## Exercise details:
Produce a word-for-word copy of the listing below without its pictures.

[Records from a collection of figures]
= = = =

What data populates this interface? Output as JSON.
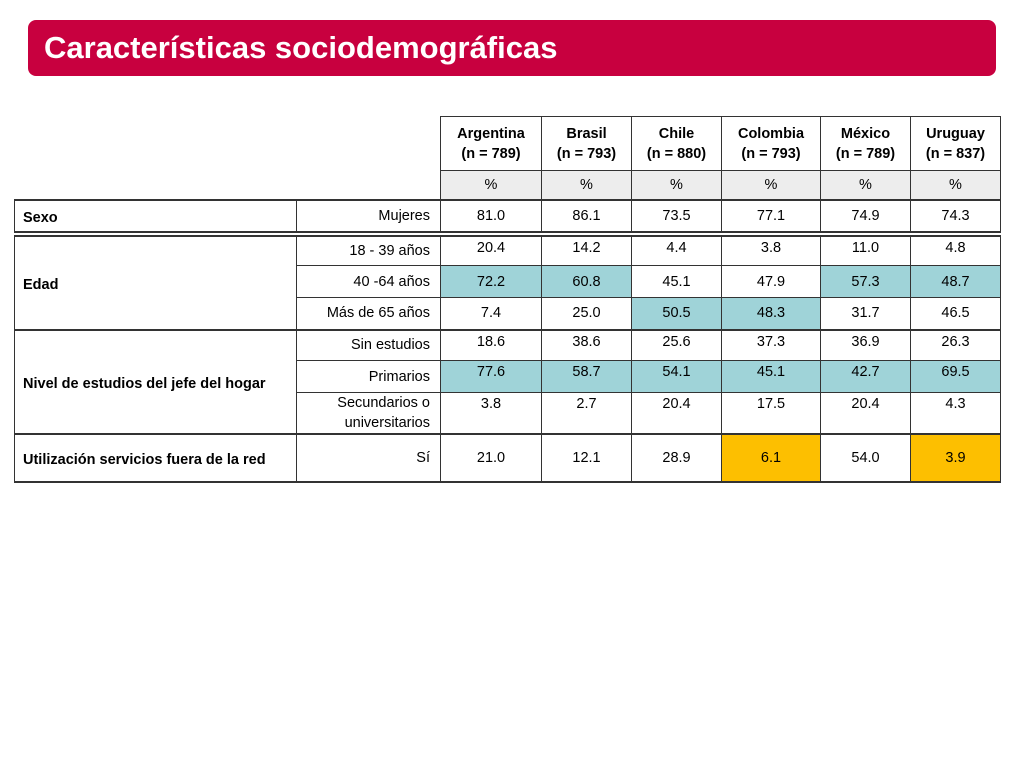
{
  "title": "Características sociodemográficas",
  "columns": [
    {
      "name": "Argentina",
      "n": "(n = 789)",
      "unit": "%"
    },
    {
      "name": "Brasil",
      "n": "(n = 793)",
      "unit": "%"
    },
    {
      "name": "Chile",
      "n": "(n = 880)",
      "unit": "%"
    },
    {
      "name": "Colombia",
      "n": "(n = 793)",
      "unit": "%"
    },
    {
      "name": "México",
      "n": "(n = 789)",
      "unit": "%"
    },
    {
      "name": "Uruguay",
      "n": "(n = 837)",
      "unit": "%"
    }
  ],
  "highlight_colors": {
    "blue": "#9fd3d8",
    "gold": "#fdbf00",
    "header": "#c8003f"
  },
  "groups": [
    {
      "label": "Sexo",
      "rows": [
        {
          "label": "Mujeres",
          "values": [
            "81.0",
            "86.1",
            "73.5",
            "77.1",
            "74.9",
            "74.3"
          ],
          "highlight": [
            null,
            null,
            null,
            null,
            null,
            null
          ]
        }
      ]
    },
    {
      "label": "Edad",
      "rows": [
        {
          "label": "18 - 39 años",
          "values": [
            "20.4",
            "14.2",
            "4.4",
            "3.8",
            "11.0",
            "4.8"
          ],
          "highlight": [
            null,
            null,
            null,
            null,
            null,
            null
          ]
        },
        {
          "label": "40 -64 años",
          "values": [
            "72.2",
            "60.8",
            "45.1",
            "47.9",
            "57.3",
            "48.7"
          ],
          "highlight": [
            "blue",
            "blue",
            null,
            null,
            "blue",
            "blue"
          ]
        },
        {
          "label": "Más de 65 años",
          "values": [
            "7.4",
            "25.0",
            "50.5",
            "48.3",
            "31.7",
            "46.5"
          ],
          "highlight": [
            null,
            null,
            "blue",
            "blue",
            null,
            null
          ]
        }
      ]
    },
    {
      "label": "Nivel de estudios del jefe del hogar",
      "rows": [
        {
          "label": "Sin estudios",
          "values": [
            "18.6",
            "38.6",
            "25.6",
            "37.3",
            "36.9",
            "26.3"
          ],
          "highlight": [
            null,
            null,
            null,
            null,
            null,
            null
          ]
        },
        {
          "label": "Primarios",
          "values": [
            "77.6",
            "58.7",
            "54.1",
            "45.1",
            "42.7",
            "69.5"
          ],
          "highlight": [
            "blue",
            "blue",
            "blue",
            "blue",
            "blue",
            "blue"
          ]
        },
        {
          "label": "Secundarios o universitarios",
          "values": [
            "3.8",
            "2.7",
            "20.4",
            "17.5",
            "20.4",
            "4.3"
          ],
          "highlight": [
            null,
            null,
            null,
            null,
            null,
            null
          ]
        }
      ]
    },
    {
      "label": "Utilización servicios fuera de la red",
      "rows": [
        {
          "label": "Sí",
          "values": [
            "21.0",
            "12.1",
            "28.9",
            "6.1",
            "54.0",
            "3.9"
          ],
          "highlight": [
            null,
            null,
            null,
            "gold",
            null,
            "gold"
          ]
        }
      ]
    }
  ]
}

= = = =

## Expected answer:
What data populates this interface? Output as JSON.
{
  "title": "Características sociodemográficas",
  "columns": [
    {
      "name": "Argentina",
      "n": "(n = 789)",
      "unit": "%"
    },
    {
      "name": "Brasil",
      "n": "(n = 793)",
      "unit": "%"
    },
    {
      "name": "Chile",
      "n": "(n = 880)",
      "unit": "%"
    },
    {
      "name": "Colombia",
      "n": "(n = 793)",
      "unit": "%"
    },
    {
      "name": "México",
      "n": "(n = 789)",
      "unit": "%"
    },
    {
      "name": "Uruguay",
      "n": "(n = 837)",
      "unit": "%"
    }
  ],
  "highlight_colors": {
    "blue": "#9fd3d8",
    "gold": "#fdbf00",
    "header": "#c8003f"
  },
  "groups": [
    {
      "label": "Sexo",
      "rows": [
        {
          "label": "Mujeres",
          "values": [
            "81.0",
            "86.1",
            "73.5",
            "77.1",
            "74.9",
            "74.3"
          ],
          "highlight": [
            null,
            null,
            null,
            null,
            null,
            null
          ]
        }
      ]
    },
    {
      "label": "Edad",
      "rows": [
        {
          "label": "18 - 39 años",
          "values": [
            "20.4",
            "14.2",
            "4.4",
            "3.8",
            "11.0",
            "4.8"
          ],
          "highlight": [
            null,
            null,
            null,
            null,
            null,
            null
          ]
        },
        {
          "label": "40 -64 años",
          "values": [
            "72.2",
            "60.8",
            "45.1",
            "47.9",
            "57.3",
            "48.7"
          ],
          "highlight": [
            "blue",
            "blue",
            null,
            null,
            "blue",
            "blue"
          ]
        },
        {
          "label": "Más de 65 años",
          "values": [
            "7.4",
            "25.0",
            "50.5",
            "48.3",
            "31.7",
            "46.5"
          ],
          "highlight": [
            null,
            null,
            "blue",
            "blue",
            null,
            null
          ]
        }
      ]
    },
    {
      "label": "Nivel de estudios del jefe del hogar",
      "rows": [
        {
          "label": "Sin estudios",
          "values": [
            "18.6",
            "38.6",
            "25.6",
            "37.3",
            "36.9",
            "26.3"
          ],
          "highlight": [
            null,
            null,
            null,
            null,
            null,
            null
          ]
        },
        {
          "label": "Primarios",
          "values": [
            "77.6",
            "58.7",
            "54.1",
            "45.1",
            "42.7",
            "69.5"
          ],
          "highlight": [
            "blue",
            "blue",
            "blue",
            "blue",
            "blue",
            "blue"
          ]
        },
        {
          "label": "Secundarios o universitarios",
          "values": [
            "3.8",
            "2.7",
            "20.4",
            "17.5",
            "20.4",
            "4.3"
          ],
          "highlight": [
            null,
            null,
            null,
            null,
            null,
            null
          ]
        }
      ]
    },
    {
      "label": "Utilización servicios fuera de la red",
      "rows": [
        {
          "label": "Sí",
          "values": [
            "21.0",
            "12.1",
            "28.9",
            "6.1",
            "54.0",
            "3.9"
          ],
          "highlight": [
            null,
            null,
            null,
            "gold",
            null,
            "gold"
          ]
        }
      ]
    }
  ]
}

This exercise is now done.